- [Collected data]
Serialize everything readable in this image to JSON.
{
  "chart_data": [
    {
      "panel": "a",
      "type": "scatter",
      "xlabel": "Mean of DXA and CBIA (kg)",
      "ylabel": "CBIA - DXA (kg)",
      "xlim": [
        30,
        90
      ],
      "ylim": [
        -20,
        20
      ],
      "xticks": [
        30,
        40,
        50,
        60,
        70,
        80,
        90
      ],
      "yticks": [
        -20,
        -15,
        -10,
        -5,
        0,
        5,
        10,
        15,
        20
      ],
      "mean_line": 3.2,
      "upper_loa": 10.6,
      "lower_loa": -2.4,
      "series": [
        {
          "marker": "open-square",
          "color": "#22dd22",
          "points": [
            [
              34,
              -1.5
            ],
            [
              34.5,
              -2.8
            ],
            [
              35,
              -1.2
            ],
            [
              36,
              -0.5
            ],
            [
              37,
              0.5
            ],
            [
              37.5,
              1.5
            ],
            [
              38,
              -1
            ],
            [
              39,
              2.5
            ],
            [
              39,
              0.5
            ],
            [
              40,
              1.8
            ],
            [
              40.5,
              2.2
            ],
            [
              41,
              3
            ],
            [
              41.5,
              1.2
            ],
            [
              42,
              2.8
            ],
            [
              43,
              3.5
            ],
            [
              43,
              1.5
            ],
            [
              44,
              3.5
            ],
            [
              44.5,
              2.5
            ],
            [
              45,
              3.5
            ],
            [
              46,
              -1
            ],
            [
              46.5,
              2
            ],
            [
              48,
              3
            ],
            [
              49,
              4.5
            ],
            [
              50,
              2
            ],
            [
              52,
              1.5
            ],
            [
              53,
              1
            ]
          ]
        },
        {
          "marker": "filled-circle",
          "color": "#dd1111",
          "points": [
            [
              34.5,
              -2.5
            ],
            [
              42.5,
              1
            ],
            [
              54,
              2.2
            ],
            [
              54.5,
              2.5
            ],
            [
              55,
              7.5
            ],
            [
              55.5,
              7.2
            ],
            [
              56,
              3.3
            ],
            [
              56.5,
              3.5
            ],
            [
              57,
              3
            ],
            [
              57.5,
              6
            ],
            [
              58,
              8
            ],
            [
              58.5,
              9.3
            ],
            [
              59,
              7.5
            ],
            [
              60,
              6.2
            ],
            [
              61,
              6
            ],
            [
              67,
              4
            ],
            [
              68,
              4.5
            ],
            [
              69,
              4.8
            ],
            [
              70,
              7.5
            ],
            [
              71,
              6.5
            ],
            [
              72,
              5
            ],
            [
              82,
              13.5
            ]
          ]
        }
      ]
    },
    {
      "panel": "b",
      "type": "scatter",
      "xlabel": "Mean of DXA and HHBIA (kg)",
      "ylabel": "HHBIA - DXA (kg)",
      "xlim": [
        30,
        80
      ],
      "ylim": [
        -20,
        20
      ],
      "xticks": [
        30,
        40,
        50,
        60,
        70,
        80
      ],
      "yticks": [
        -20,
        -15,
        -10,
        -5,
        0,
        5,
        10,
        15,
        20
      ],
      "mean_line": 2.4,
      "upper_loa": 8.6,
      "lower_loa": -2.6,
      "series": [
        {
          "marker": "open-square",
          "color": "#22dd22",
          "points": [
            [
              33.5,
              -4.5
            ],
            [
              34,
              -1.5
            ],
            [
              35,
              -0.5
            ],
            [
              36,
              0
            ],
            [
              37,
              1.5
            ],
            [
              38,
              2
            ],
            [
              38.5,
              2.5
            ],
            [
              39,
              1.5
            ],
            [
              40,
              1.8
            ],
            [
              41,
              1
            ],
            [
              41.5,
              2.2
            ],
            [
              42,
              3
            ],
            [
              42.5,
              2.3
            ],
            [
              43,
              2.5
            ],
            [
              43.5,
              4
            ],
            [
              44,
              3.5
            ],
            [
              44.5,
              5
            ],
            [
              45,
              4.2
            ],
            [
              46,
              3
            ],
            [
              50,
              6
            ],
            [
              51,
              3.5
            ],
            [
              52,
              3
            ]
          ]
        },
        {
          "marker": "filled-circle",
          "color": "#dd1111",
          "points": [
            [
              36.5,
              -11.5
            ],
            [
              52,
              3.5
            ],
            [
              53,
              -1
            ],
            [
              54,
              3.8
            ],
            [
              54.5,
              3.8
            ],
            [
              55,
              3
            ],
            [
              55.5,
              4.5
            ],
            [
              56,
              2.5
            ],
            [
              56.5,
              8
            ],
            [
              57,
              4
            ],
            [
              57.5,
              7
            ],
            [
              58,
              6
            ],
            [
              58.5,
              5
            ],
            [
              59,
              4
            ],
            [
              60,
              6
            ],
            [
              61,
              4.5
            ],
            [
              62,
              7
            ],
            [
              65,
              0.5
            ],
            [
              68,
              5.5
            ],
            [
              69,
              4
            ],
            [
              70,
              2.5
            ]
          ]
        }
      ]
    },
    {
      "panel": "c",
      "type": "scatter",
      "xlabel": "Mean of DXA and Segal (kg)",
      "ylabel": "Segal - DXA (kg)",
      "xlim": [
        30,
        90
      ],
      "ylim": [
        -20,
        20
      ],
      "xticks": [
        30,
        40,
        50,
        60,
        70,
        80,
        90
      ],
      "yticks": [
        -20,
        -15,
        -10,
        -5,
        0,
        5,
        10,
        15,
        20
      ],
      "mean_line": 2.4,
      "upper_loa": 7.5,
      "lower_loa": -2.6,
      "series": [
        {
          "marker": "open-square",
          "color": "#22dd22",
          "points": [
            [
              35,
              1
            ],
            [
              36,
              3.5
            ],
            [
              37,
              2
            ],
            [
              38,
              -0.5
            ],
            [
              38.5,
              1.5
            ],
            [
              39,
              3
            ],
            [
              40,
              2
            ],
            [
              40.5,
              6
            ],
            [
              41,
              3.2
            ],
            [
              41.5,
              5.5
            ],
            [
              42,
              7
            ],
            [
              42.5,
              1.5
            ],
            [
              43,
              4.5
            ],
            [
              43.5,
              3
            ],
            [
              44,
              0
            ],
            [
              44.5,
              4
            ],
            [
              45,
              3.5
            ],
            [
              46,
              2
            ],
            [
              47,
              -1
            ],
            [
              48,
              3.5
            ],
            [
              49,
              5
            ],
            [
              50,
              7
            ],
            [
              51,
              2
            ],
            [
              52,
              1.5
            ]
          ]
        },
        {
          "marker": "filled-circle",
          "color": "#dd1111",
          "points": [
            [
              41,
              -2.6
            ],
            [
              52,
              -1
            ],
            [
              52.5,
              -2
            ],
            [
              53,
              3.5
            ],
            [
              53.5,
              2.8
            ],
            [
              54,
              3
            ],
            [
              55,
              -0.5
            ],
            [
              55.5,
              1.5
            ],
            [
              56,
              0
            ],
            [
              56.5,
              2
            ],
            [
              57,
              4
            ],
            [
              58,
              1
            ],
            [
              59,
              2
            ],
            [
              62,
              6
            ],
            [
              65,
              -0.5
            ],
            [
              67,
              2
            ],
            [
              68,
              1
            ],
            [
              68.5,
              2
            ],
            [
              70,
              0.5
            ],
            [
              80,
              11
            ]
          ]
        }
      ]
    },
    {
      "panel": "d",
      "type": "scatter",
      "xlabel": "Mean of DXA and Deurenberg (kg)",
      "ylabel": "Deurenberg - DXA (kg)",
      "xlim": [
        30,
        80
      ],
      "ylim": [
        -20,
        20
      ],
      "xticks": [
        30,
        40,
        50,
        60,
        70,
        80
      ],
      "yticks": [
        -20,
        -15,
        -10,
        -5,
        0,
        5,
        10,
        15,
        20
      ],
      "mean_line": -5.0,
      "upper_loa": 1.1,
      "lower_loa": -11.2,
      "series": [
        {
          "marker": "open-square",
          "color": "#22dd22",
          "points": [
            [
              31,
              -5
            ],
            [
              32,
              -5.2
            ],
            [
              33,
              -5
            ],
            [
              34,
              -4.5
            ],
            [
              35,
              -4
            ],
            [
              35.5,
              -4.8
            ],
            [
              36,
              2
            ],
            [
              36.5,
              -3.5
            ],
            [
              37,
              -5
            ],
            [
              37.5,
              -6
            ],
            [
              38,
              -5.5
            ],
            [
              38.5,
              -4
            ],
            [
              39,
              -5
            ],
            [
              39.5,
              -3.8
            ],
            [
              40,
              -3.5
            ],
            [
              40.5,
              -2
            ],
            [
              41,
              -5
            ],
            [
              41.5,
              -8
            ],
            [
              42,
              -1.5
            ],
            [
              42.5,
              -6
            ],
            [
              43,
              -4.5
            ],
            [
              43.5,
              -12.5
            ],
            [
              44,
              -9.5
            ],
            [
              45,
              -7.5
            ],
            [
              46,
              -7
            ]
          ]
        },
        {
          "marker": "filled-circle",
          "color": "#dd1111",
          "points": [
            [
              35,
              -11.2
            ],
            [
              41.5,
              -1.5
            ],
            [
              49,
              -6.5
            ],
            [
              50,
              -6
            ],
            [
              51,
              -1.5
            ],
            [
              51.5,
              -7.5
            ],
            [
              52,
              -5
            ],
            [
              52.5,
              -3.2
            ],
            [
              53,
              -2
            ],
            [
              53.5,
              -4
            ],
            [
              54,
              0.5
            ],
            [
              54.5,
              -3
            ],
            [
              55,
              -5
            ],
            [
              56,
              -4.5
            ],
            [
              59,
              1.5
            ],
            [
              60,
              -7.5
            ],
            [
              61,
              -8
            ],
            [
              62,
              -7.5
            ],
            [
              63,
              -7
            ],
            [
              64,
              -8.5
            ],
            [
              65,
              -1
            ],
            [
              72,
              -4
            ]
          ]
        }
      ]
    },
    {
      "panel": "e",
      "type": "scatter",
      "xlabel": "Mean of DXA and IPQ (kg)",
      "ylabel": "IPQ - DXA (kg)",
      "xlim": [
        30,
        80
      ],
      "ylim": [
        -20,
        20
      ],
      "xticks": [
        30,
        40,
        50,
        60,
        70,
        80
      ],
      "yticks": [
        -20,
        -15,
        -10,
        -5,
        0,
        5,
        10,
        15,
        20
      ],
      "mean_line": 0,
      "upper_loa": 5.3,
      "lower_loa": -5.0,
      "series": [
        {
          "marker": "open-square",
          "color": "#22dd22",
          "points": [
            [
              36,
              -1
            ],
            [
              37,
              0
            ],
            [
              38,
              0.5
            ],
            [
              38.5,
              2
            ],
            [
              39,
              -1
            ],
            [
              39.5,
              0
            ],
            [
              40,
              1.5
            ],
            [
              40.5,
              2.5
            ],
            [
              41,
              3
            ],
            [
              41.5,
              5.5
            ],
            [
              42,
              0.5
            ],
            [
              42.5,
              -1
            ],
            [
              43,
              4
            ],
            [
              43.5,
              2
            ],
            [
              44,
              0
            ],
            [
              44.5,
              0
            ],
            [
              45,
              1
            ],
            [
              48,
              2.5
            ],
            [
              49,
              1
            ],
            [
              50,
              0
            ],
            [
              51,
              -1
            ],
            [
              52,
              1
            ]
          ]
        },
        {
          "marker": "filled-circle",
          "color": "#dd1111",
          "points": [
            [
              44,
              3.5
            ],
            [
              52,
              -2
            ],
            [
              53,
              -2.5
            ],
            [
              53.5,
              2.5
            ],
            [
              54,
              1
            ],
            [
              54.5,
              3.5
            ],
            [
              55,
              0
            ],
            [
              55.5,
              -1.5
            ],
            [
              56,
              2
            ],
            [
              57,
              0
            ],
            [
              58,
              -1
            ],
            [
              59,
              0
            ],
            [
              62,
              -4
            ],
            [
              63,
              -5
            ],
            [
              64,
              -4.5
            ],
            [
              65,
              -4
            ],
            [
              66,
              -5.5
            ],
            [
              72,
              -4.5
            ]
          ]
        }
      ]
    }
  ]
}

- [Description of the task] Search the records above for the string "CBIA". Copy every line that contains it.

- [Complete response]
      "xlabel": "Mean of DXA and CBIA (kg)",
      "ylabel": "CBIA - DXA (kg)",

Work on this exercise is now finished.